WHAT THIS TASK INVOLVES:
Look through the data for the string "path". Copy every line where it is found.
[Begin RECORDS PROVIDED]
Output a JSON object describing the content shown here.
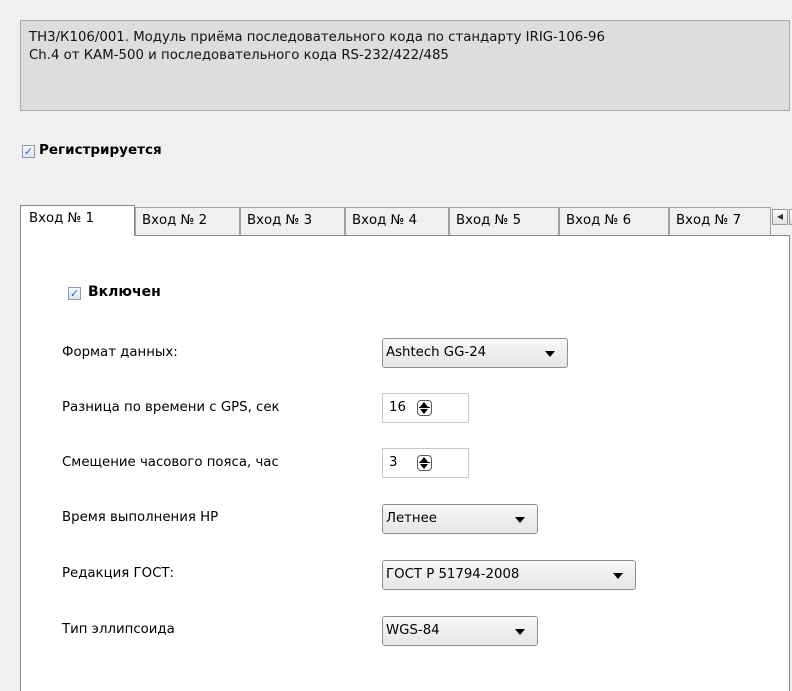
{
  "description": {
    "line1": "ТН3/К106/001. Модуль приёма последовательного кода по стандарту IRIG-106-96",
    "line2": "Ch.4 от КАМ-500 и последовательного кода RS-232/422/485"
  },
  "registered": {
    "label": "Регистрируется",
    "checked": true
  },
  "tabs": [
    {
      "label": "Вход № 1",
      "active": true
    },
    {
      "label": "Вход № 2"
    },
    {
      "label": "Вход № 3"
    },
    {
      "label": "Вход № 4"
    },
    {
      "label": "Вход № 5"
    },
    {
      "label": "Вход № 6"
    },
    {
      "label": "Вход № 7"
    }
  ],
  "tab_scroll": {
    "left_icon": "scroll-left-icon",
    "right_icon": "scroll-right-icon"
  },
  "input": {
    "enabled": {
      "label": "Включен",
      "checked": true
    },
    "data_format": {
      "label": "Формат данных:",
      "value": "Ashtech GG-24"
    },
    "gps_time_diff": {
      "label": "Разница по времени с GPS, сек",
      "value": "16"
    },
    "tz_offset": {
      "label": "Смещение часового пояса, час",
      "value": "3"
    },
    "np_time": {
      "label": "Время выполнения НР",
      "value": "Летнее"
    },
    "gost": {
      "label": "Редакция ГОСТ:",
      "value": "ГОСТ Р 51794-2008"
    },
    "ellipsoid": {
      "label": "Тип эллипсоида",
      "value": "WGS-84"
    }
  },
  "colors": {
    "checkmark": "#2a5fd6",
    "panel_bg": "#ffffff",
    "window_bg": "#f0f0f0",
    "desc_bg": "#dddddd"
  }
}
[End RECORDS PROVIDED]
[Begin RECORDS PROVIDED]
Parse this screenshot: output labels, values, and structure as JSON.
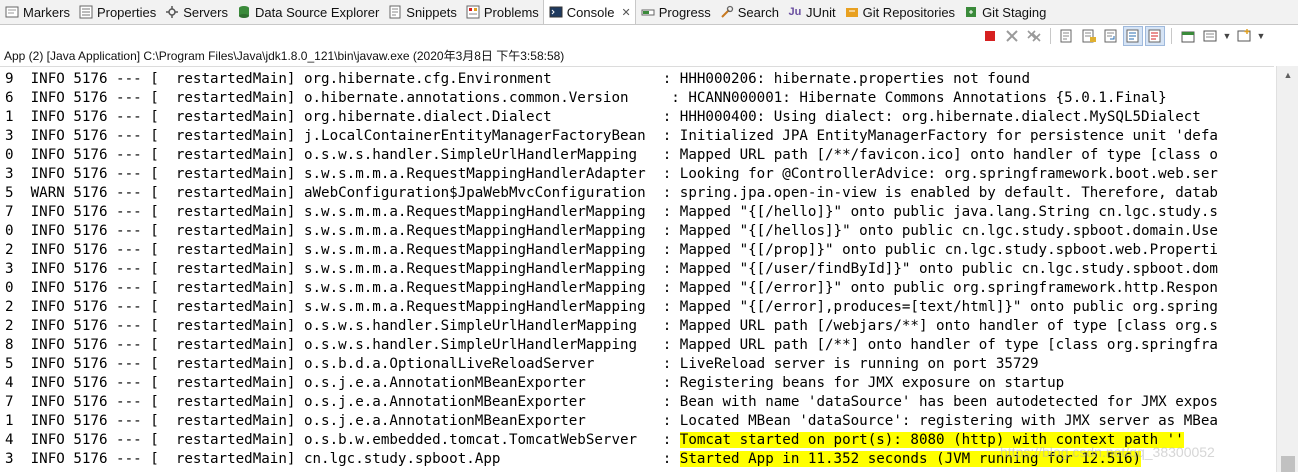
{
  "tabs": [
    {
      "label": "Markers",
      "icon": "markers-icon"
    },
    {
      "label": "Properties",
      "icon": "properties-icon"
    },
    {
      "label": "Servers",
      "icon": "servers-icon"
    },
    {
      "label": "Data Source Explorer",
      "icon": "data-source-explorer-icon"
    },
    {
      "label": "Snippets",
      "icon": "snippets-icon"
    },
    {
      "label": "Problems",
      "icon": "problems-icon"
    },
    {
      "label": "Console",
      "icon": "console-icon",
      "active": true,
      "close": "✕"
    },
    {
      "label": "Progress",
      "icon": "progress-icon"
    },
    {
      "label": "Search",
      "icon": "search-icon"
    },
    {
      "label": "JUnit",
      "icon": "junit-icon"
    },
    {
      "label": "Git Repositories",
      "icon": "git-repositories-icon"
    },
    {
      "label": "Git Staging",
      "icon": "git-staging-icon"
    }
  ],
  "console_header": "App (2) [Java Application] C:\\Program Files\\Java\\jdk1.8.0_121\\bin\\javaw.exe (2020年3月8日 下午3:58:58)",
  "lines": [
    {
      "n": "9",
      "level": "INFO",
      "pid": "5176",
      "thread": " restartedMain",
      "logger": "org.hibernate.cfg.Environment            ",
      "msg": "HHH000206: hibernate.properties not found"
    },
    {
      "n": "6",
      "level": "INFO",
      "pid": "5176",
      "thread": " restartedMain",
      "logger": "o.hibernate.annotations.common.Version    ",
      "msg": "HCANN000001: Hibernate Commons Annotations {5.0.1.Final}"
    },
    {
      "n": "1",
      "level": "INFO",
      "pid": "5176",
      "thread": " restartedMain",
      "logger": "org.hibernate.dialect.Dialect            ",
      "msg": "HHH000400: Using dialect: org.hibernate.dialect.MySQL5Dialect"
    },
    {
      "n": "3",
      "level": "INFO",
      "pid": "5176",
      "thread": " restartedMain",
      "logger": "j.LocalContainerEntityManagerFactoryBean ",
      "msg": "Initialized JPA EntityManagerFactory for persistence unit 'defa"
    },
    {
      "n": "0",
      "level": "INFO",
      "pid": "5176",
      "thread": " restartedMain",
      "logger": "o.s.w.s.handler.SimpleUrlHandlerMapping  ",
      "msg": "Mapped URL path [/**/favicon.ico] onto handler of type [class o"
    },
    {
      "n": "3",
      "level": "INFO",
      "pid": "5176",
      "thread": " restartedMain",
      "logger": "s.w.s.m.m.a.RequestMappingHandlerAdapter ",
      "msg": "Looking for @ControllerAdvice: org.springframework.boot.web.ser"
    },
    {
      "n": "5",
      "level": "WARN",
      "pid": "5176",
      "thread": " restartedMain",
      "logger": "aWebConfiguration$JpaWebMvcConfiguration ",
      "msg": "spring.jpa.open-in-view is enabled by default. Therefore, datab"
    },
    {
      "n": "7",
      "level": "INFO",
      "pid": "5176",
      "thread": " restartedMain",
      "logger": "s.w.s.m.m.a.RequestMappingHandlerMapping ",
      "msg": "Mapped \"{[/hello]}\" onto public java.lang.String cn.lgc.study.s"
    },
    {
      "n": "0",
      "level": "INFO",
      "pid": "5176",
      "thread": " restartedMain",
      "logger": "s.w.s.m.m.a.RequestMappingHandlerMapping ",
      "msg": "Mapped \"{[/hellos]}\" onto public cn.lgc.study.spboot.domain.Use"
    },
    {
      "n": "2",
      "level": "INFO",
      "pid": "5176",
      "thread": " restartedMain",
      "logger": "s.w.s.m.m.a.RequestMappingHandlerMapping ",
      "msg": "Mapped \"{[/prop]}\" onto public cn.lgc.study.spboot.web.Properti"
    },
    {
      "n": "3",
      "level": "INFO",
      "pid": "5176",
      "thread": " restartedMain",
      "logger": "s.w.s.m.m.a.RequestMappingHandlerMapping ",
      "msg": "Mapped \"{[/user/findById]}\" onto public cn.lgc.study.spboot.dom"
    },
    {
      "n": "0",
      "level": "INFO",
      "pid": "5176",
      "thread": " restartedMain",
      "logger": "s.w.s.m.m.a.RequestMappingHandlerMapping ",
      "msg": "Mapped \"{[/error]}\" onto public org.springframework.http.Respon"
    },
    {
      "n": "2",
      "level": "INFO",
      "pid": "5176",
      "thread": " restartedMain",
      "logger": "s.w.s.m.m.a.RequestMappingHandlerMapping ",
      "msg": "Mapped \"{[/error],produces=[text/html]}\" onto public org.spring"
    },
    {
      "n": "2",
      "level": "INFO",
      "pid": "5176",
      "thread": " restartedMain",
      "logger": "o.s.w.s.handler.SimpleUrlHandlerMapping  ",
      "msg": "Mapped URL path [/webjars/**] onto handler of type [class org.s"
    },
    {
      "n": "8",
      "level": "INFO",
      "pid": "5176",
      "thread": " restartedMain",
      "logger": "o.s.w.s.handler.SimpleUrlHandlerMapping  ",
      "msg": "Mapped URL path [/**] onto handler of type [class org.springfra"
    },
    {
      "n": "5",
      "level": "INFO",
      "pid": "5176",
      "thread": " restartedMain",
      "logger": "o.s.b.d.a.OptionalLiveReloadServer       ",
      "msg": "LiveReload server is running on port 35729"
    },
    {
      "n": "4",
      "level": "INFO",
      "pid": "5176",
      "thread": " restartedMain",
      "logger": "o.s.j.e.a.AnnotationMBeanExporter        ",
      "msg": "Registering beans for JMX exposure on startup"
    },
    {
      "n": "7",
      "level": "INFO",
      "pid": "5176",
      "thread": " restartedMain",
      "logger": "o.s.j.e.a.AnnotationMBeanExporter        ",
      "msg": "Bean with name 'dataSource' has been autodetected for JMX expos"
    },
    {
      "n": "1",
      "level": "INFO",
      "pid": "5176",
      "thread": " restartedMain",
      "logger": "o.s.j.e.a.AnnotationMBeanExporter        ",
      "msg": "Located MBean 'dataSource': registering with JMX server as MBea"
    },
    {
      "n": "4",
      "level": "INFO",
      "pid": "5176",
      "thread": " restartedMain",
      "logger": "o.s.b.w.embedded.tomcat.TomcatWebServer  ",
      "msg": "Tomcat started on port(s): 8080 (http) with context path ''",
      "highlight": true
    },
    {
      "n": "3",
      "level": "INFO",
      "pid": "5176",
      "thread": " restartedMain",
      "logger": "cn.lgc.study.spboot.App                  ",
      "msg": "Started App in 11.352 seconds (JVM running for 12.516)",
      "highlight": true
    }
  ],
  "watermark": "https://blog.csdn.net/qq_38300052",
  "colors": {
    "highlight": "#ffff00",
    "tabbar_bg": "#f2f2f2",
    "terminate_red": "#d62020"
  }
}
[End RECORDS PROVIDED]
CORRECT OUTPUT:
      "msg": "Mapped URL path [/**/favicon.ico] onto handler of type [class o"
      "msg": "Mapped URL path [/webjars/**] onto handler of type [class org.s"
      "msg": "Mapped URL path [/**] onto handler of type [class org.springfra"
      "msg": "Tomcat started on port(s): 8080 (http) with context path ''",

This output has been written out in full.